◆ Set exercise ◆
Transcribe the material in full. Nothing should differ except that the pictures are left out.

***

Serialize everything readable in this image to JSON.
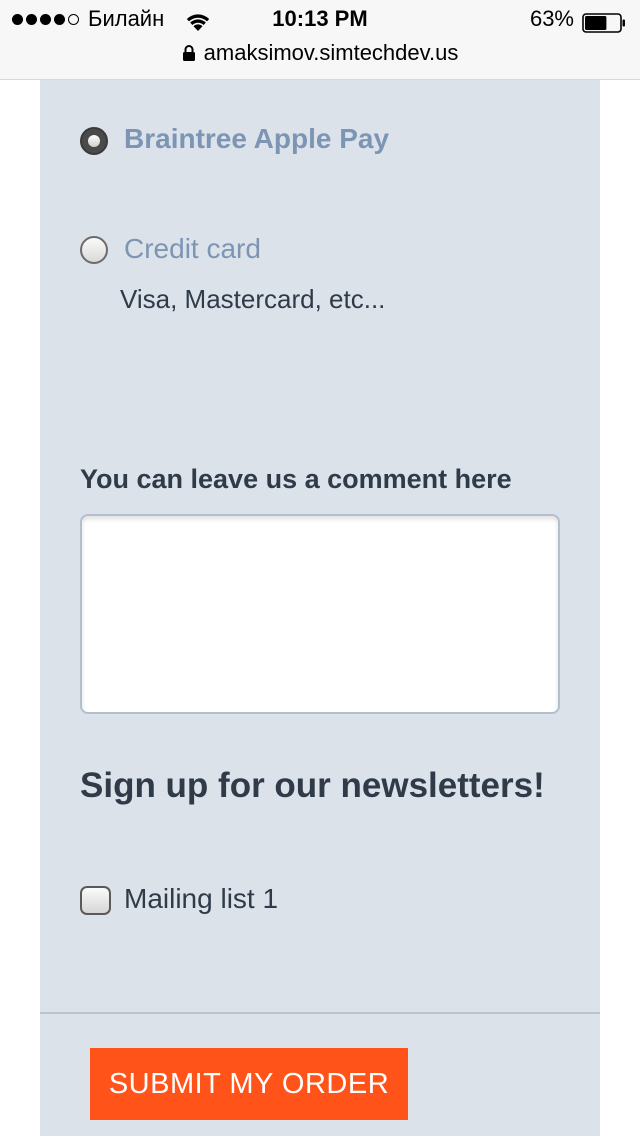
{
  "status_bar": {
    "carrier": "Билайн",
    "time": "10:13 PM",
    "battery_percent": "63%",
    "battery_level": 0.63,
    "signal_bars_filled": 4,
    "signal_bars_total": 5,
    "url": "amaksimov.simtechdev.us"
  },
  "payment": {
    "options": [
      {
        "label": "Braintree Apple Pay",
        "selected": true
      },
      {
        "label": "Credit card",
        "description": "Visa, Mastercard, etc...",
        "selected": false
      }
    ]
  },
  "comment": {
    "label": "You can leave us a comment here",
    "value": "",
    "placeholder": ""
  },
  "newsletter": {
    "title": "Sign up for our newsletters!",
    "lists": [
      {
        "label": "Mailing list 1",
        "checked": false
      }
    ]
  },
  "actions": {
    "submit_label": "SUBMIT MY ORDER"
  },
  "colors": {
    "panel_bg": "#dce2ea",
    "accent": "#ff5319",
    "option_label": "#7d95b4",
    "text_dark": "#2f3b48"
  },
  "icons": {
    "lock": "lock-icon",
    "wifi": "wifi-icon",
    "battery": "battery-icon"
  }
}
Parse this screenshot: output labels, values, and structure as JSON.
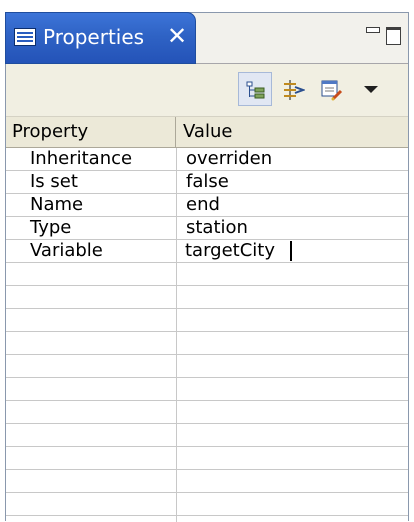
{
  "view": {
    "tab_title": "Properties",
    "close_glyph": "✕"
  },
  "toolbar": {
    "buttons": [
      {
        "icon": "show-categories-icon",
        "active": true
      },
      {
        "icon": "show-advanced-properties-icon",
        "active": false
      },
      {
        "icon": "restore-default-value-icon",
        "active": false
      },
      {
        "icon": "view-menu-dropdown-icon",
        "active": false
      }
    ]
  },
  "table": {
    "headers": {
      "property": "Property",
      "value": "Value"
    },
    "rows": [
      {
        "property": "Inheritance",
        "value": "overriden"
      },
      {
        "property": "Is set",
        "value": "false"
      },
      {
        "property": "Name",
        "value": "end"
      },
      {
        "property": "Type",
        "value": "station"
      },
      {
        "property": "Variable",
        "value": "targetCity",
        "editing": true
      }
    ],
    "empty_row_count": 11
  },
  "colors": {
    "tab_active": "#2f63c5",
    "tab_text": "#ffffff",
    "header_bg": "#ece9d8",
    "toolbar_bg": "#f1efe2",
    "grid_line": "#c8c8c8"
  }
}
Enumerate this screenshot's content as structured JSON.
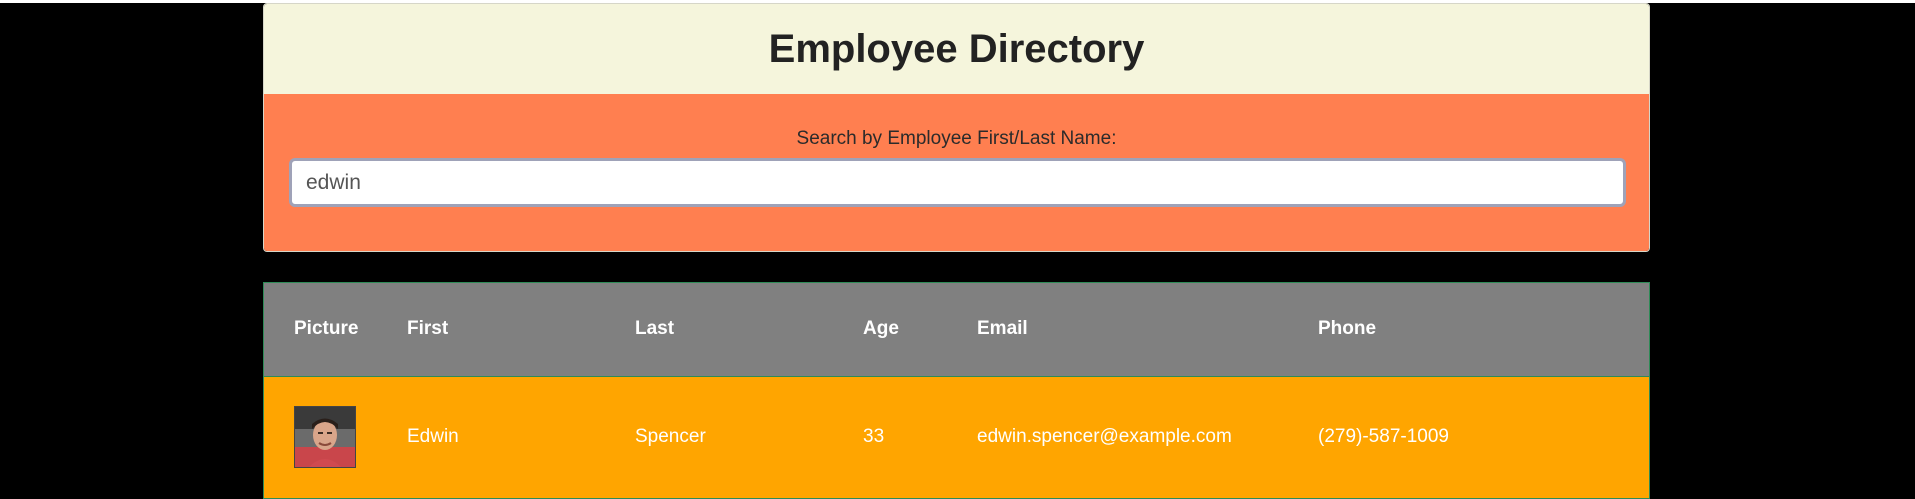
{
  "header": {
    "title": "Employee Directory"
  },
  "search": {
    "label": "Search by Employee First/Last Name:",
    "value": "edwin",
    "placeholder": ""
  },
  "table": {
    "columns": [
      "Picture",
      "First",
      "Last",
      "Age",
      "Email",
      "Phone"
    ],
    "rows": [
      {
        "picture": "employee-photo",
        "first": "Edwin",
        "last": "Spencer",
        "age": "33",
        "email": "edwin.spencer@example.com",
        "phone": "(279)-587-1009"
      }
    ]
  },
  "colors": {
    "background": "#000000",
    "title_bar": "#f5f5dc",
    "search_area": "#ff7f50",
    "table_header": "#808080",
    "table_row": "#ffa500",
    "table_border": "#2e8b57"
  }
}
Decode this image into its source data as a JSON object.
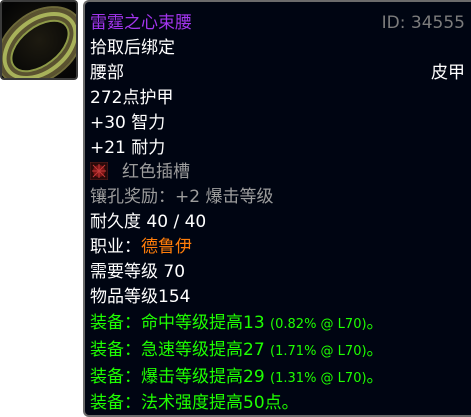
{
  "item": {
    "name": "雷霆之心束腰",
    "id": "ID: 34555",
    "bind": "拾取后绑定",
    "slot": "腰部",
    "armor_type": "皮甲",
    "armor": "272点护甲",
    "stat_1": "+30 智力",
    "stat_2": "+21 耐力",
    "socket": "红色插槽",
    "socket_bonus": "镶孔奖励：+2 爆击等级",
    "durability": "耐久度 40 / 40",
    "class_label": "职业：",
    "class_value": "德鲁伊",
    "required_level": "需要等级 70",
    "item_level": "物品等级154",
    "equip_effects": [
      {
        "prefix": "装备：",
        "text": "命中等级提高13",
        "detail": "(0.82% @ L70)",
        "suffix": "。"
      },
      {
        "prefix": "装备：",
        "text": "急速等级提高27",
        "detail": "(1.71% @ L70)",
        "suffix": "。"
      },
      {
        "prefix": "装备：",
        "text": "爆击等级提高29",
        "detail": "(1.31% @ L70)",
        "suffix": "。"
      },
      {
        "prefix": "装备：",
        "text": "法术强度提高50点。",
        "detail": "",
        "suffix": ""
      }
    ]
  },
  "colors": {
    "epic": "#a335ee",
    "class_druid": "#ff7d0a",
    "equip_green": "#1eff00",
    "disabled_gray": "#9d9d9d"
  },
  "icons": {
    "item_icon": "belt-icon",
    "socket_icon": "red-socket-icon"
  }
}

***

◆ Task result ◆
Serialize everything readable in this image to JSON.
{
  "status_bar": {
    "carrier": "Билайн",
    "time": "10:13 PM",
    "battery_percent": "63%",
    "battery_level": 0.63,
    "signal_bars_filled": 4,
    "signal_bars_total": 5,
    "url": "amaksimov.simtechdev.us"
  },
  "payment": {
    "options": [
      {
        "label": "Braintree Apple Pay",
        "selected": true
      },
      {
        "label": "Credit card",
        "description": "Visa, Mastercard, etc...",
        "selected": false
      }
    ]
  },
  "comment": {
    "label": "You can leave us a comment here",
    "value": "",
    "placeholder": ""
  },
  "newsletter": {
    "title": "Sign up for our newsletters!",
    "lists": [
      {
        "label": "Mailing list 1",
        "checked": false
      }
    ]
  },
  "actions": {
    "submit_label": "SUBMIT MY ORDER"
  },
  "colors": {
    "panel_bg": "#dce2ea",
    "accent": "#ff5319",
    "option_label": "#7d95b4",
    "text_dark": "#2f3b48"
  },
  "icons": {
    "lock": "lock-icon",
    "wifi": "wifi-icon",
    "battery": "battery-icon"
  }
}
Parse this screenshot: output labels, values, and structure as JSON.
{
  "view": {
    "tab_title": "Properties",
    "close_glyph": "✕"
  },
  "toolbar": {
    "buttons": [
      {
        "icon": "show-categories-icon",
        "active": true
      },
      {
        "icon": "show-advanced-properties-icon",
        "active": false
      },
      {
        "icon": "restore-default-value-icon",
        "active": false
      },
      {
        "icon": "view-menu-dropdown-icon",
        "active": false
      }
    ]
  },
  "table": {
    "headers": {
      "property": "Property",
      "value": "Value"
    },
    "rows": [
      {
        "property": "Inheritance",
        "value": "overriden"
      },
      {
        "property": "Is set",
        "value": "false"
      },
      {
        "property": "Name",
        "value": "end"
      },
      {
        "property": "Type",
        "value": "station"
      },
      {
        "property": "Variable",
        "value": "targetCity",
        "editing": true
      }
    ],
    "empty_row_count": 11
  },
  "colors": {
    "tab_active": "#2f63c5",
    "tab_text": "#ffffff",
    "header_bg": "#ece9d8",
    "toolbar_bg": "#f1efe2",
    "grid_line": "#c8c8c8"
  }
}
Enumerate this screenshot's content as structured JSON.
{
  "header": {
    "title": "Employee Directory"
  },
  "search": {
    "label": "Search by Employee First/Last Name:",
    "value": "edwin",
    "placeholder": ""
  },
  "table": {
    "columns": [
      "Picture",
      "First",
      "Last",
      "Age",
      "Email",
      "Phone"
    ],
    "rows": [
      {
        "picture": "employee-photo",
        "first": "Edwin",
        "last": "Spencer",
        "age": "33",
        "email": "edwin.spencer@example.com",
        "phone": "(279)-587-1009"
      }
    ]
  },
  "colors": {
    "background": "#000000",
    "title_bar": "#f5f5dc",
    "search_area": "#ff7f50",
    "table_header": "#808080",
    "table_row": "#ffa500",
    "table_border": "#2e8b57"
  }
}
Decode this image into its source data as a JSON object.
{
  "item": {
    "name": "雷霆之心束腰",
    "id": "ID: 34555",
    "bind": "拾取后绑定",
    "slot": "腰部",
    "armor_type": "皮甲",
    "armor": "272点护甲",
    "stat_1": "+30 智力",
    "stat_2": "+21 耐力",
    "socket": "红色插槽",
    "socket_bonus": "镶孔奖励：+2 爆击等级",
    "durability": "耐久度 40 / 40",
    "class_label": "职业：",
    "class_value": "德鲁伊",
    "required_level": "需要等级 70",
    "item_level": "物品等级154",
    "equip_effects": [
      {
        "prefix": "装备：",
        "text": "命中等级提高13",
        "detail": "(0.82% @ L70)",
        "suffix": "。"
      },
      {
        "prefix": "装备：",
        "text": "急速等级提高27",
        "detail": "(1.71% @ L70)",
        "suffix": "。"
      },
      {
        "prefix": "装备：",
        "text": "爆击等级提高29",
        "detail": "(1.31% @ L70)",
        "suffix": "。"
      },
      {
        "prefix": "装备：",
        "text": "法术强度提高50点。",
        "detail": "",
        "suffix": ""
      }
    ]
  },
  "colors": {
    "epic": "#a335ee",
    "class_druid": "#ff7d0a",
    "equip_green": "#1eff00",
    "disabled_gray": "#9d9d9d"
  },
  "icons": {
    "item_icon": "belt-icon",
    "socket_icon": "red-socket-icon"
  }
}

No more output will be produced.